:: STATED EXERCISE ::
Whenever a line contains the string "历年营收", copy it out of the entries.

───── RECORDS ─────

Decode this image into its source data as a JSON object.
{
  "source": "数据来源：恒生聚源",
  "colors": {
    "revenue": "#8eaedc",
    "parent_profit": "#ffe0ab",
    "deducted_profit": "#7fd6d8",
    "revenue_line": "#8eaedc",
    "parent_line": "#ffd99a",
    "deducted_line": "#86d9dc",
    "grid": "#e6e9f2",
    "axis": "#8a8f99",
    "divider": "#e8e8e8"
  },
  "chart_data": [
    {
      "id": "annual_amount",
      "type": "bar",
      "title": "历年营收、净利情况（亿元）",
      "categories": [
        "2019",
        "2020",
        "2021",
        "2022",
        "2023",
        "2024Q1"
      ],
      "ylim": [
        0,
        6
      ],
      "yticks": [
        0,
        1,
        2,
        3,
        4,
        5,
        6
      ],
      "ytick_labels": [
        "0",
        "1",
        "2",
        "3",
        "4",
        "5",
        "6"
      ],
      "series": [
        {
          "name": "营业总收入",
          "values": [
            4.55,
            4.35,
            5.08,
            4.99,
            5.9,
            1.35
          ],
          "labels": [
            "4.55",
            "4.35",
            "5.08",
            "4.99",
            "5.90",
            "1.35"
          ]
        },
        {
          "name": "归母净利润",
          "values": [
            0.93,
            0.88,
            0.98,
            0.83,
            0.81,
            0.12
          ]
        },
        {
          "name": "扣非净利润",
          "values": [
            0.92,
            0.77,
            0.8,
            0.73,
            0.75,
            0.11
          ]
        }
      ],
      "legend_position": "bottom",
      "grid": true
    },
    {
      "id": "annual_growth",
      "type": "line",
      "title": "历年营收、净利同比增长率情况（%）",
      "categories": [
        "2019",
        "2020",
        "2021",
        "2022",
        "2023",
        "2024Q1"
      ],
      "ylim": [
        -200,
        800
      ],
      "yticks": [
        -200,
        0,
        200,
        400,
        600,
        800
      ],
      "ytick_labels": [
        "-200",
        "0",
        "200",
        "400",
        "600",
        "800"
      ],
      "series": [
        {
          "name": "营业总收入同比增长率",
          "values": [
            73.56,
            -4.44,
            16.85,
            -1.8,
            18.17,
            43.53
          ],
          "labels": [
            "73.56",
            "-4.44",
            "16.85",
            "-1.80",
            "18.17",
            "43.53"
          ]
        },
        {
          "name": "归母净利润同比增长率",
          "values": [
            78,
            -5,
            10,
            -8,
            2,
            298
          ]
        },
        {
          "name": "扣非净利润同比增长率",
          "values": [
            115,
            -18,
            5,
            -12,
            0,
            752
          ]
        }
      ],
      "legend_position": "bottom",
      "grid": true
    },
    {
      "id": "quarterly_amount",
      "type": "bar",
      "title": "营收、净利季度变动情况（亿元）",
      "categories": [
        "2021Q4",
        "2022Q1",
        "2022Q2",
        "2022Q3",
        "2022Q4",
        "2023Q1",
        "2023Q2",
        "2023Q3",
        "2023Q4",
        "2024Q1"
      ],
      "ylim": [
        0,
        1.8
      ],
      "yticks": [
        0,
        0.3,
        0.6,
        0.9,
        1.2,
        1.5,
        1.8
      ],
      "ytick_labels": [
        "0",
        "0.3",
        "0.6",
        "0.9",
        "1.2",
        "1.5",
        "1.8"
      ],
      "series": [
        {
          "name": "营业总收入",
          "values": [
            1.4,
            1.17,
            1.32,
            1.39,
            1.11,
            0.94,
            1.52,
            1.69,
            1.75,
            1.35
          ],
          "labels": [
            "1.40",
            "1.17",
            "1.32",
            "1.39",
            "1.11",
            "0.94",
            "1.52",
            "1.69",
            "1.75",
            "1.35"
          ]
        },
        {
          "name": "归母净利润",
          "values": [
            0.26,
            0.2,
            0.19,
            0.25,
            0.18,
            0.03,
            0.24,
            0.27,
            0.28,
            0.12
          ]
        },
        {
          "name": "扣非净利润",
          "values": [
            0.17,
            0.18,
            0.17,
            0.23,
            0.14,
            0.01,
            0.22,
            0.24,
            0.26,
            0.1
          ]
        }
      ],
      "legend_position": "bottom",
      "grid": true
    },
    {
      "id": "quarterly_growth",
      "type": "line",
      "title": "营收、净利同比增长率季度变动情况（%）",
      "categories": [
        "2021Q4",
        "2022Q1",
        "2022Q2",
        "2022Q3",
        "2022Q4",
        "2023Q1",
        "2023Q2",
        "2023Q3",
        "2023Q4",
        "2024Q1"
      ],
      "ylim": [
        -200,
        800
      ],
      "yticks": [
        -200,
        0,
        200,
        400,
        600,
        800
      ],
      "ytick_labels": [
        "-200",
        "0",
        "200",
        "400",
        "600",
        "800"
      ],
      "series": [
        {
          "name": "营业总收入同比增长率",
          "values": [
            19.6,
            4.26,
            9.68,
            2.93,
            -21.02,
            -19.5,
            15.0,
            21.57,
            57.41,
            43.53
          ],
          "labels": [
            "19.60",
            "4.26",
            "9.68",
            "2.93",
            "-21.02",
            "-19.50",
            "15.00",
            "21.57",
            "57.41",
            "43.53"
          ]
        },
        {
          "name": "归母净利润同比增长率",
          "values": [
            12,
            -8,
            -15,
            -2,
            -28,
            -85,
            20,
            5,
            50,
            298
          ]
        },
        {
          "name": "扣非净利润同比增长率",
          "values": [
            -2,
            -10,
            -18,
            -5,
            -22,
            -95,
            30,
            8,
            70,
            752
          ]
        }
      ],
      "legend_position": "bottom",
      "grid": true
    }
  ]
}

─────

:: WRITTEN RESPONSE ::
      "title": "历年营收、净利情况（亿元）",
      "title": "历年营收、净利同比增长率情况（%）",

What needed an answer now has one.